Extracts from a graphics dataset:
------------------------------------------------------------------------

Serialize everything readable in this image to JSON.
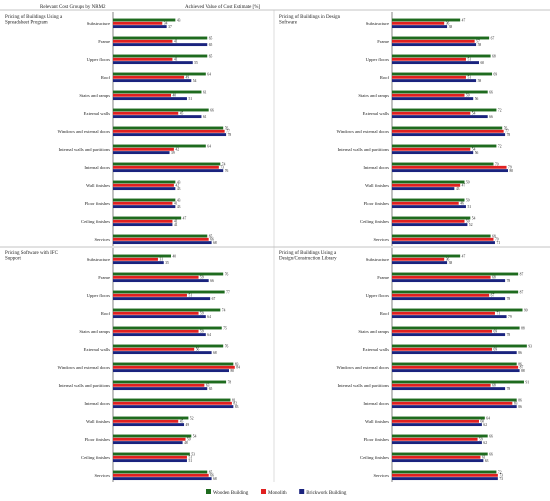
{
  "header": {
    "left_label": "Relevant Cost Groups by NRM2",
    "right_label": "Achieved Value of Cost Estimate [%]"
  },
  "legend": {
    "items": [
      {
        "name": "Wooden Building",
        "color": "#1e6b1e"
      },
      {
        "name": "Monolith",
        "color": "#e02020"
      },
      {
        "name": "Brickwork Building",
        "color": "#1a237e"
      }
    ]
  },
  "chart_data": [
    {
      "type": "bar",
      "title": "Pricing of Buildings Using a Spreadsheet Program",
      "categories": [
        "Substructure",
        "Frame",
        "Upper floors",
        "Roof",
        "Stairs and ramps",
        "External walls",
        "Windows and external doors",
        "Internal walls and partitions",
        "Internal doors",
        "Wall finishes",
        "Floor finishes",
        "Ceiling finishes",
        "Services"
      ],
      "series": [
        {
          "name": "Wooden Building",
          "values": [
            43,
            65,
            65,
            64,
            61,
            66,
            76,
            64,
            74,
            43,
            43,
            47,
            65
          ]
        },
        {
          "name": "Monolith",
          "values": [
            34,
            41,
            41,
            49,
            40,
            45,
            77,
            42,
            73,
            42,
            41,
            41,
            66
          ]
        },
        {
          "name": "Brickwork Building",
          "values": [
            37,
            65,
            55,
            54,
            51,
            61,
            78,
            39,
            76,
            43,
            43,
            41,
            68
          ]
        }
      ],
      "xlim": [
        0,
        100
      ]
    },
    {
      "type": "bar",
      "title": "Pricing of Buildings in Design Software",
      "categories": [
        "Substructure",
        "Frame",
        "Upper floors",
        "Roof",
        "Stairs and ramps",
        "External walls",
        "Windows and external doors",
        "Internal walls and partitions",
        "Internal doors",
        "Wall finishes",
        "Floor finishes",
        "Ceiling finishes",
        "Services"
      ],
      "series": [
        {
          "name": "Wooden Building",
          "values": [
            47,
            67,
            68,
            69,
            66,
            72,
            76,
            72,
            70,
            50,
            50,
            54,
            68
          ]
        },
        {
          "name": "Monolith",
          "values": [
            36,
            57,
            51,
            51,
            50,
            54,
            77,
            54,
            79,
            47,
            46,
            50,
            70
          ]
        },
        {
          "name": "Brickwork Building",
          "values": [
            38,
            58,
            60,
            58,
            56,
            66,
            78,
            56,
            80,
            43,
            51,
            52,
            71
          ]
        }
      ],
      "xlim": [
        0,
        100
      ]
    },
    {
      "type": "bar",
      "title": "Pricing Software with IFC Support",
      "categories": [
        "Substructure",
        "Frame",
        "Upper floors",
        "Roof",
        "Stairs and ramps",
        "External walls",
        "Windows and external doors",
        "Internal walls and partitions",
        "Internal doors",
        "Wall finishes",
        "Floor finishes",
        "Ceiling finishes",
        "Services"
      ],
      "series": [
        {
          "name": "Wooden Building",
          "values": [
            40,
            76,
            77,
            74,
            75,
            76,
            83,
            78,
            81,
            52,
            54,
            53,
            65
          ]
        },
        {
          "name": "Monolith",
          "values": [
            31,
            59,
            51,
            59,
            59,
            56,
            84,
            63,
            82,
            45,
            50,
            51,
            66
          ]
        },
        {
          "name": "Brickwork Building",
          "values": [
            35,
            66,
            67,
            64,
            64,
            68,
            80,
            65,
            83,
            49,
            48,
            51,
            68
          ]
        }
      ],
      "xlim": [
        0,
        100
      ]
    },
    {
      "type": "bar",
      "title": "Pricing of Buildings Using a Design/Construction Library",
      "categories": [
        "Substructure",
        "Frame",
        "Upper floors",
        "Roof",
        "Stairs and ramps",
        "External walls",
        "Windows and external doors",
        "Internal walls and partitions",
        "Internal doors",
        "Wall finishes",
        "Floor finishes",
        "Ceiling finishes",
        "Services"
      ],
      "series": [
        {
          "name": "Wooden Building",
          "values": [
            47,
            87,
            87,
            90,
            88,
            93,
            86,
            91,
            86,
            64,
            66,
            66,
            72
          ]
        },
        {
          "name": "Monolith",
          "values": [
            36,
            68,
            67,
            71,
            69,
            69,
            87,
            68,
            83,
            60,
            59,
            61,
            73
          ]
        },
        {
          "name": "Brickwork Building",
          "values": [
            38,
            78,
            78,
            79,
            78,
            86,
            88,
            78,
            86,
            62,
            62,
            63,
            73
          ]
        }
      ],
      "xlim": [
        0,
        100
      ]
    }
  ]
}
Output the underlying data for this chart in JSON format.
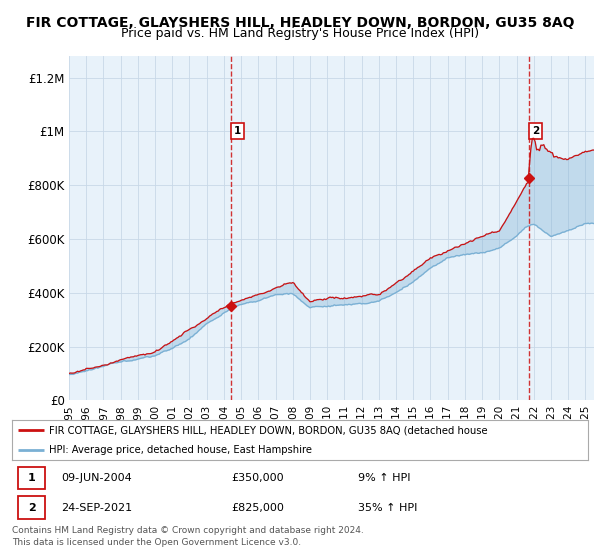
{
  "title": "FIR COTTAGE, GLAYSHERS HILL, HEADLEY DOWN, BORDON, GU35 8AQ",
  "subtitle": "Price paid vs. HM Land Registry's House Price Index (HPI)",
  "ylabel_ticks": [
    "£0",
    "£200K",
    "£400K",
    "£600K",
    "£800K",
    "£1M",
    "£1.2M"
  ],
  "ytick_values": [
    0,
    200000,
    400000,
    600000,
    800000,
    1000000,
    1200000
  ],
  "ylim": [
    0,
    1280000
  ],
  "xlim_start": 1995.0,
  "xlim_end": 2025.5,
  "hpi_color": "#7ab0d4",
  "price_color": "#cc1111",
  "fill_color": "#dae8f5",
  "chart_bg": "#e8f2fa",
  "sale1_x": 2004.44,
  "sale1_y": 350000,
  "sale2_x": 2021.73,
  "sale2_y": 825000,
  "legend_label1": "FIR COTTAGE, GLAYSHERS HILL, HEADLEY DOWN, BORDON, GU35 8AQ (detached house",
  "legend_label2": "HPI: Average price, detached house, East Hampshire",
  "footer1": "Contains HM Land Registry data © Crown copyright and database right 2024.",
  "footer2": "This data is licensed under the Open Government Licence v3.0.",
  "bg_color": "#ffffff",
  "grid_color": "#c8d8e8",
  "title_fontsize": 10,
  "subtitle_fontsize": 9
}
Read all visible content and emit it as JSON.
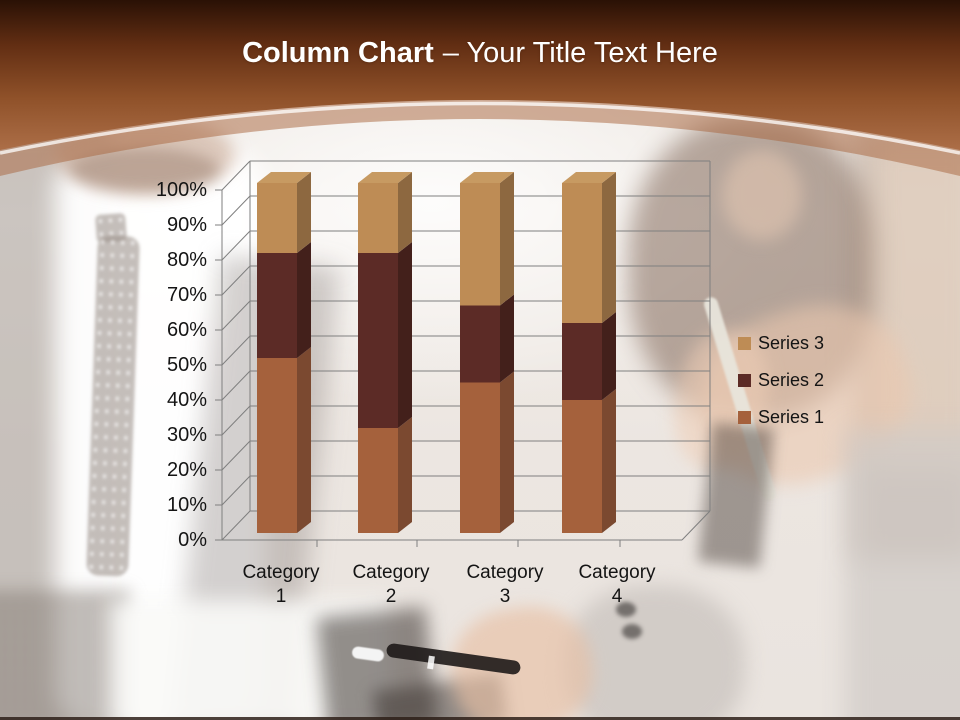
{
  "slide": {
    "title": {
      "bold": "Column Chart",
      "rest": "– Your Title Text Here"
    }
  },
  "header": {
    "color_top": "#2A1105",
    "color_mid": "#8F5129",
    "color_bottom": "#AC6E47",
    "band_color": "#A8643C",
    "title_color": "#FFFFFF"
  },
  "chart_data": {
    "type": "bar",
    "subtype": "3d-100%-stacked-column",
    "title": "",
    "xlabel": "",
    "ylabel": "",
    "categories": [
      "Category 1",
      "Category 2",
      "Category 3",
      "Category 4"
    ],
    "series": [
      {
        "name": "Series 1",
        "values": [
          50,
          30,
          43,
          38
        ],
        "color": "#A5613C",
        "color_side": "#7B4930",
        "color_top": "#B4764F"
      },
      {
        "name": "Series 2",
        "values": [
          30,
          50,
          22,
          22
        ],
        "color": "#5C2B26",
        "color_side": "#43201B",
        "color_top": "#6B3A33"
      },
      {
        "name": "Series 3",
        "values": [
          20,
          20,
          35,
          40
        ],
        "color": "#BE8C55",
        "color_side": "#8D6840",
        "color_top": "#C79A62"
      }
    ],
    "y_ticks": [
      "100%",
      "90%",
      "80%",
      "70%",
      "60%",
      "50%",
      "40%",
      "30%",
      "20%",
      "10%",
      "0%"
    ],
    "ylim": [
      0,
      100
    ],
    "grid": true,
    "gridline_color": "#7F7F7F",
    "label_color": "#141414",
    "legend": {
      "position": "right",
      "entries": [
        "Series 3",
        "Series 2",
        "Series 1"
      ]
    }
  }
}
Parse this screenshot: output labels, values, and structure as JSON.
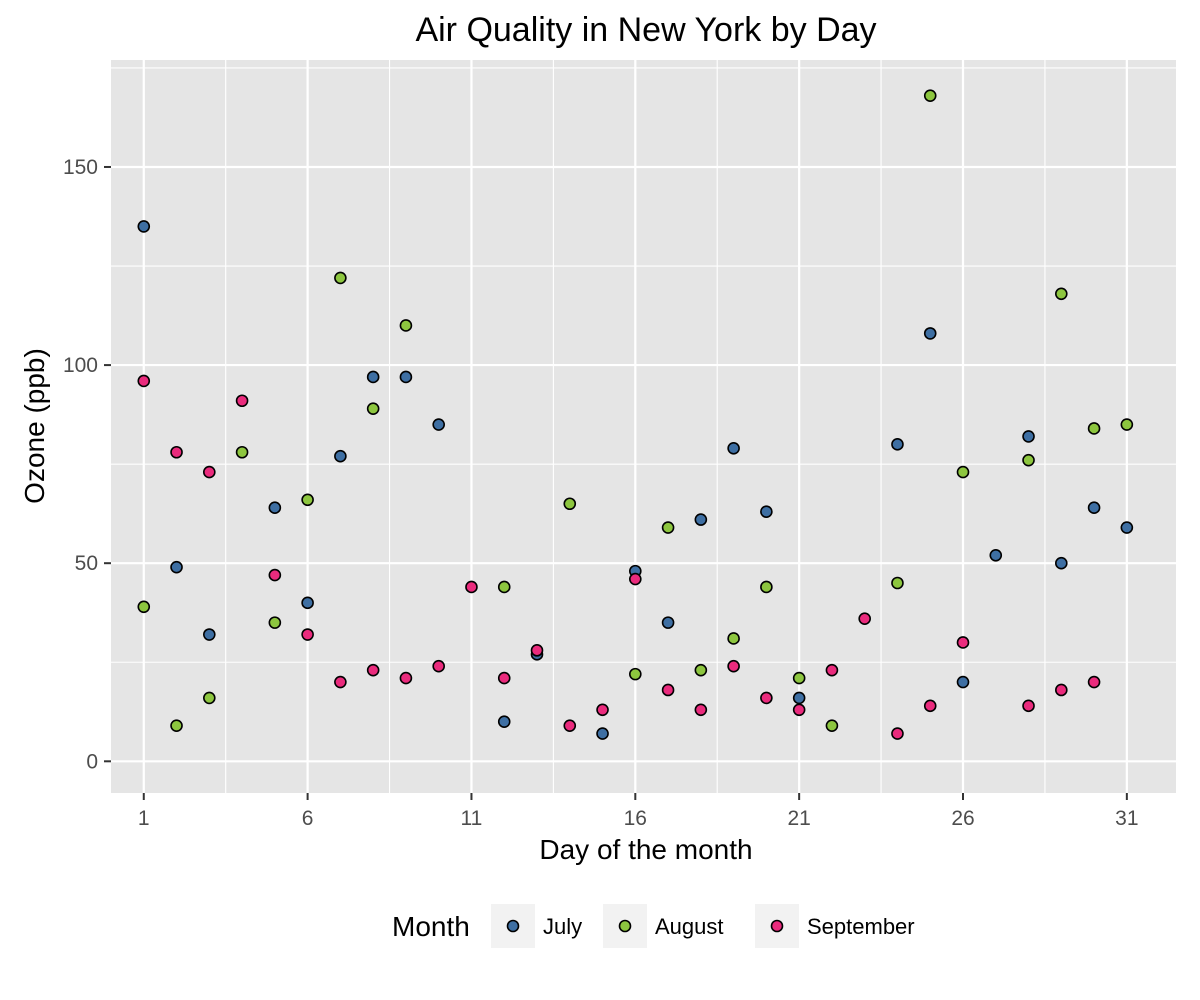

------------------------------------------------------------------------

DESCRIPTION OF THE TASK: The records above are to be quoted exactly, with all pictures left out.

EXERCISE ANSWER:
Serialize everything readable in this image to JSON.
{
  "header": {
    "left_label": "Relevant Cost Groups by NRM2",
    "right_label": "Achieved Value of Cost Estimate [%]"
  },
  "legend": {
    "items": [
      {
        "name": "Wooden Building",
        "color": "#1e6b1e"
      },
      {
        "name": "Monolith",
        "color": "#e02020"
      },
      {
        "name": "Brickwork Building",
        "color": "#1a237e"
      }
    ]
  },
  "chart_data": [
    {
      "type": "bar",
      "title": "Pricing of Buildings Using a Spreadsheet Program",
      "categories": [
        "Substructure",
        "Frame",
        "Upper floors",
        "Roof",
        "Stairs and ramps",
        "External walls",
        "Windows and external doors",
        "Internal walls and partitions",
        "Internal doors",
        "Wall finishes",
        "Floor finishes",
        "Ceiling finishes",
        "Services"
      ],
      "series": [
        {
          "name": "Wooden Building",
          "values": [
            43,
            65,
            65,
            64,
            61,
            66,
            76,
            64,
            74,
            43,
            43,
            47,
            65
          ]
        },
        {
          "name": "Monolith",
          "values": [
            34,
            41,
            41,
            49,
            40,
            45,
            77,
            42,
            73,
            42,
            41,
            41,
            66
          ]
        },
        {
          "name": "Brickwork Building",
          "values": [
            37,
            65,
            55,
            54,
            51,
            61,
            78,
            39,
            76,
            43,
            43,
            41,
            68
          ]
        }
      ],
      "xlim": [
        0,
        100
      ]
    },
    {
      "type": "bar",
      "title": "Pricing of Buildings in Design Software",
      "categories": [
        "Substructure",
        "Frame",
        "Upper floors",
        "Roof",
        "Stairs and ramps",
        "External walls",
        "Windows and external doors",
        "Internal walls and partitions",
        "Internal doors",
        "Wall finishes",
        "Floor finishes",
        "Ceiling finishes",
        "Services"
      ],
      "series": [
        {
          "name": "Wooden Building",
          "values": [
            47,
            67,
            68,
            69,
            66,
            72,
            76,
            72,
            70,
            50,
            50,
            54,
            68
          ]
        },
        {
          "name": "Monolith",
          "values": [
            36,
            57,
            51,
            51,
            50,
            54,
            77,
            54,
            79,
            47,
            46,
            50,
            70
          ]
        },
        {
          "name": "Brickwork Building",
          "values": [
            38,
            58,
            60,
            58,
            56,
            66,
            78,
            56,
            80,
            43,
            51,
            52,
            71
          ]
        }
      ],
      "xlim": [
        0,
        100
      ]
    },
    {
      "type": "bar",
      "title": "Pricing Software with IFC Support",
      "categories": [
        "Substructure",
        "Frame",
        "Upper floors",
        "Roof",
        "Stairs and ramps",
        "External walls",
        "Windows and external doors",
        "Internal walls and partitions",
        "Internal doors",
        "Wall finishes",
        "Floor finishes",
        "Ceiling finishes",
        "Services"
      ],
      "series": [
        {
          "name": "Wooden Building",
          "values": [
            40,
            76,
            77,
            74,
            75,
            76,
            83,
            78,
            81,
            52,
            54,
            53,
            65
          ]
        },
        {
          "name": "Monolith",
          "values": [
            31,
            59,
            51,
            59,
            59,
            56,
            84,
            63,
            82,
            45,
            50,
            51,
            66
          ]
        },
        {
          "name": "Brickwork Building",
          "values": [
            35,
            66,
            67,
            64,
            64,
            68,
            80,
            65,
            83,
            49,
            48,
            51,
            68
          ]
        }
      ],
      "xlim": [
        0,
        100
      ]
    },
    {
      "type": "bar",
      "title": "Pricing of Buildings Using a Design/Construction Library",
      "categories": [
        "Substructure",
        "Frame",
        "Upper floors",
        "Roof",
        "Stairs and ramps",
        "External walls",
        "Windows and external doors",
        "Internal walls and partitions",
        "Internal doors",
        "Wall finishes",
        "Floor finishes",
        "Ceiling finishes",
        "Services"
      ],
      "series": [
        {
          "name": "Wooden Building",
          "values": [
            47,
            87,
            87,
            90,
            88,
            93,
            86,
            91,
            86,
            64,
            66,
            66,
            72
          ]
        },
        {
          "name": "Monolith",
          "values": [
            36,
            68,
            67,
            71,
            69,
            69,
            87,
            68,
            83,
            60,
            59,
            61,
            73
          ]
        },
        {
          "name": "Brickwork Building",
          "values": [
            38,
            78,
            78,
            79,
            78,
            86,
            88,
            78,
            86,
            62,
            62,
            63,
            73
          ]
        }
      ],
      "xlim": [
        0,
        100
      ]
    }
  ]
}
Output the underlying data for this chart in JSON format.
{
  "title": "FIR COTTAGE, GLAYSHERS HILL, HEADLEY DOWN, BORDON, GU35 8AQ",
  "subtitle": "Price paid vs. HM Land Registry's House Price Index (HPI)",
  "ylabel_ticks": [
    "£0",
    "£200K",
    "£400K",
    "£600K",
    "£800K",
    "£1M",
    "£1.2M"
  ],
  "ytick_values": [
    0,
    200000,
    400000,
    600000,
    800000,
    1000000,
    1200000
  ],
  "ylim": [
    0,
    1280000
  ],
  "xlim_start": 1995.0,
  "xlim_end": 2025.5,
  "hpi_color": "#7ab0d4",
  "price_color": "#cc1111",
  "fill_color": "#dae8f5",
  "chart_bg": "#e8f2fa",
  "sale1_x": 2004.44,
  "sale1_y": 350000,
  "sale2_x": 2021.73,
  "sale2_y": 825000,
  "legend_label1": "FIR COTTAGE, GLAYSHERS HILL, HEADLEY DOWN, BORDON, GU35 8AQ (detached house",
  "legend_label2": "HPI: Average price, detached house, East Hampshire",
  "footer1": "Contains HM Land Registry data © Crown copyright and database right 2024.",
  "footer2": "This data is licensed under the Open Government Licence v3.0.",
  "bg_color": "#ffffff",
  "grid_color": "#c8d8e8",
  "title_fontsize": 10,
  "subtitle_fontsize": 9
}
Read all visible content and emit it as JSON.
{
  "slide": {
    "title": {
      "bold": "Column Chart",
      "rest": "– Your Title Text Here"
    }
  },
  "header": {
    "color_top": "#2A1105",
    "color_mid": "#8F5129",
    "color_bottom": "#AC6E47",
    "band_color": "#A8643C",
    "title_color": "#FFFFFF"
  },
  "chart_data": {
    "type": "bar",
    "subtype": "3d-100%-stacked-column",
    "title": "",
    "xlabel": "",
    "ylabel": "",
    "categories": [
      "Category 1",
      "Category 2",
      "Category 3",
      "Category 4"
    ],
    "series": [
      {
        "name": "Series 1",
        "values": [
          50,
          30,
          43,
          38
        ],
        "color": "#A5613C",
        "color_side": "#7B4930",
        "color_top": "#B4764F"
      },
      {
        "name": "Series 2",
        "values": [
          30,
          50,
          22,
          22
        ],
        "color": "#5C2B26",
        "color_side": "#43201B",
        "color_top": "#6B3A33"
      },
      {
        "name": "Series 3",
        "values": [
          20,
          20,
          35,
          40
        ],
        "color": "#BE8C55",
        "color_side": "#8D6840",
        "color_top": "#C79A62"
      }
    ],
    "y_ticks": [
      "100%",
      "90%",
      "80%",
      "70%",
      "60%",
      "50%",
      "40%",
      "30%",
      "20%",
      "10%",
      "0%"
    ],
    "ylim": [
      0,
      100
    ],
    "grid": true,
    "gridline_color": "#7F7F7F",
    "label_color": "#141414",
    "legend": {
      "position": "right",
      "entries": [
        "Series 3",
        "Series 2",
        "Series 1"
      ]
    }
  }
}
Parse this screenshot: output labels, values, and structure as JSON.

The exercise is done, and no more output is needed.